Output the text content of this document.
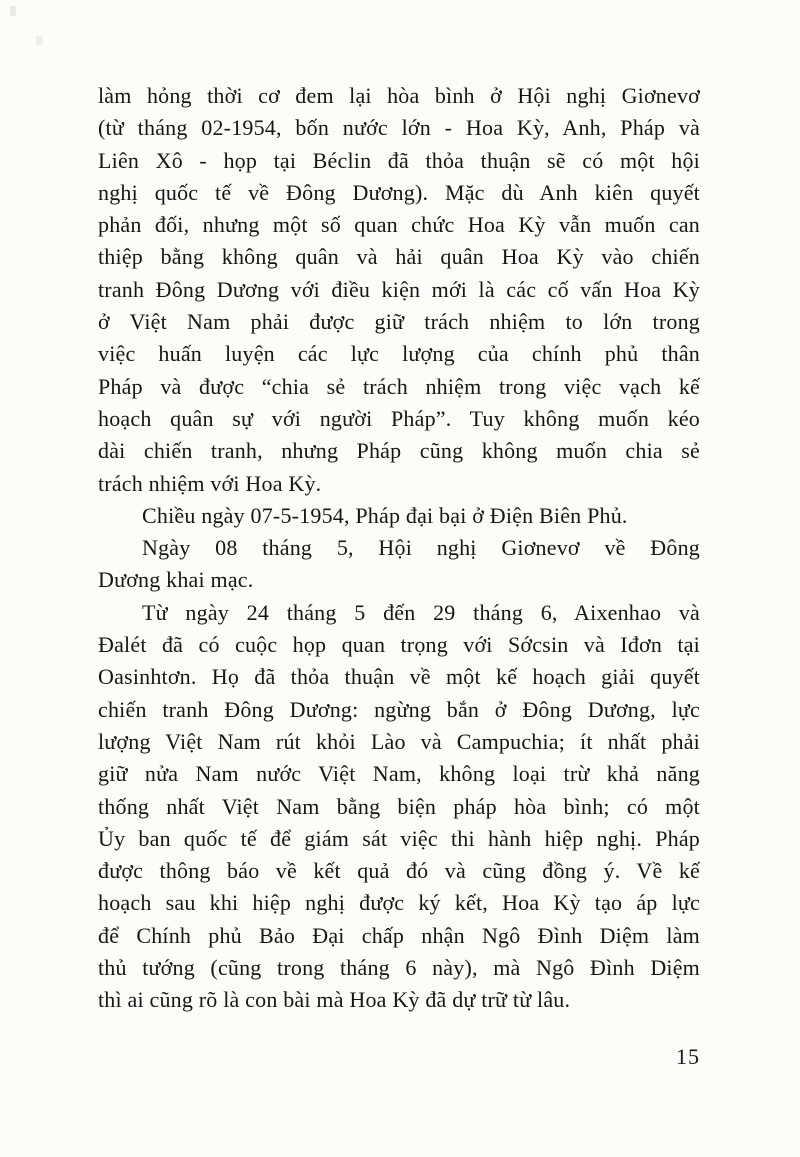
làm hỏng thời cơ đem lại hòa bình ở Hội nghị Giơnevơ
(từ tháng 02-1954, bốn nước lớn - Hoa Kỳ, Anh, Pháp và
Liên Xô - họp tại Béclin đã thỏa thuận sẽ có một hội
nghị quốc tế về Đông Dương). Mặc dù Anh kiên quyết
phản đối, nhưng một số quan chức Hoa Kỳ vẫn muốn can
thiệp bằng không quân và hải quân Hoa Kỳ vào chiến
tranh Đông Dương với điều kiện mới là các cố vấn Hoa Kỳ
ở Việt Nam phải được giữ trách nhiệm to lớn trong
việc huấn luyện các lực lượng của chính phủ thân
Pháp và được “chia sẻ trách nhiệm trong việc vạch kế
hoạch quân sự với người Pháp”. Tuy không muốn kéo
dài chiến tranh, nhưng Pháp cũng không muốn chia sẻ
trách nhiệm với Hoa Kỳ.
Chiều ngày 07-5-1954, Pháp đại bại ở Điện Biên Phủ.
Ngày 08 tháng 5, Hội nghị Giơnevơ về Đông
Dương khai mạc.
Từ ngày 24 tháng 5 đến 29 tháng 6, Aixenhao và
Đalét đã có cuộc họp quan trọng với Sớcsin và Iđơn tại
Oasinhtơn. Họ đã thỏa thuận về một kế hoạch giải quyết
chiến tranh Đông Dương: ngừng bắn ở Đông Dương, lực
lượng Việt Nam rút khỏi Lào và Campuchia; ít nhất phải
giữ nửa Nam nước Việt Nam, không loại trừ khả năng
thống nhất Việt Nam bằng biện pháp hòa bình; có một
Ủy ban quốc tế để giám sát việc thi hành hiệp nghị. Pháp
được thông báo về kết quả đó và cũng đồng ý. Về kế
hoạch sau khi hiệp nghị được ký kết, Hoa Kỳ tạo áp lực
để Chính phủ Bảo Đại chấp nhận Ngô Đình Diệm làm
thủ tướng (cũng trong tháng 6 này), mà Ngô Đình Diệm
thì ai cũng rõ là con bài mà Hoa Kỳ đã dự trữ từ lâu.
15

Written exercise
Make an exact copy of the data, leaving its pictures out.

Correct answer
Output the text content of this document.
làm hỏng thời cơ đem lại hòa bình ở Hội nghị Giơnevơ
(từ tháng 02-1954, bốn nước lớn - Hoa Kỳ, Anh, Pháp và
Liên Xô - họp tại Béclin đã thỏa thuận sẽ có một hội
nghị quốc tế về Đông Dương). Mặc dù Anh kiên quyết
phản đối, nhưng một số quan chức Hoa Kỳ vẫn muốn can
thiệp bằng không quân và hải quân Hoa Kỳ vào chiến
tranh Đông Dương với điều kiện mới là các cố vấn Hoa Kỳ
ở Việt Nam phải được giữ trách nhiệm to lớn trong
việc huấn luyện các lực lượng của chính phủ thân
Pháp và được “chia sẻ trách nhiệm trong việc vạch kế
hoạch quân sự với người Pháp”. Tuy không muốn kéo
dài chiến tranh, nhưng Pháp cũng không muốn chia sẻ
trách nhiệm với Hoa Kỳ.
Chiều ngày 07-5-1954, Pháp đại bại ở Điện Biên Phủ.
Ngày 08 tháng 5, Hội nghị Giơnevơ về Đông
Dương khai mạc.
Từ ngày 24 tháng 5 đến 29 tháng 6, Aixenhao và
Đalét đã có cuộc họp quan trọng với Sớcsin và Iđơn tại
Oasinhtơn. Họ đã thỏa thuận về một kế hoạch giải quyết
chiến tranh Đông Dương: ngừng bắn ở Đông Dương, lực
lượng Việt Nam rút khỏi Lào và Campuchia; ít nhất phải
giữ nửa Nam nước Việt Nam, không loại trừ khả năng
thống nhất Việt Nam bằng biện pháp hòa bình; có một
Ủy ban quốc tế để giám sát việc thi hành hiệp nghị. Pháp
được thông báo về kết quả đó và cũng đồng ý. Về kế
hoạch sau khi hiệp nghị được ký kết, Hoa Kỳ tạo áp lực
để Chính phủ Bảo Đại chấp nhận Ngô Đình Diệm làm
thủ tướng (cũng trong tháng 6 này), mà Ngô Đình Diệm
thì ai cũng rõ là con bài mà Hoa Kỳ đã dự trữ từ lâu.
15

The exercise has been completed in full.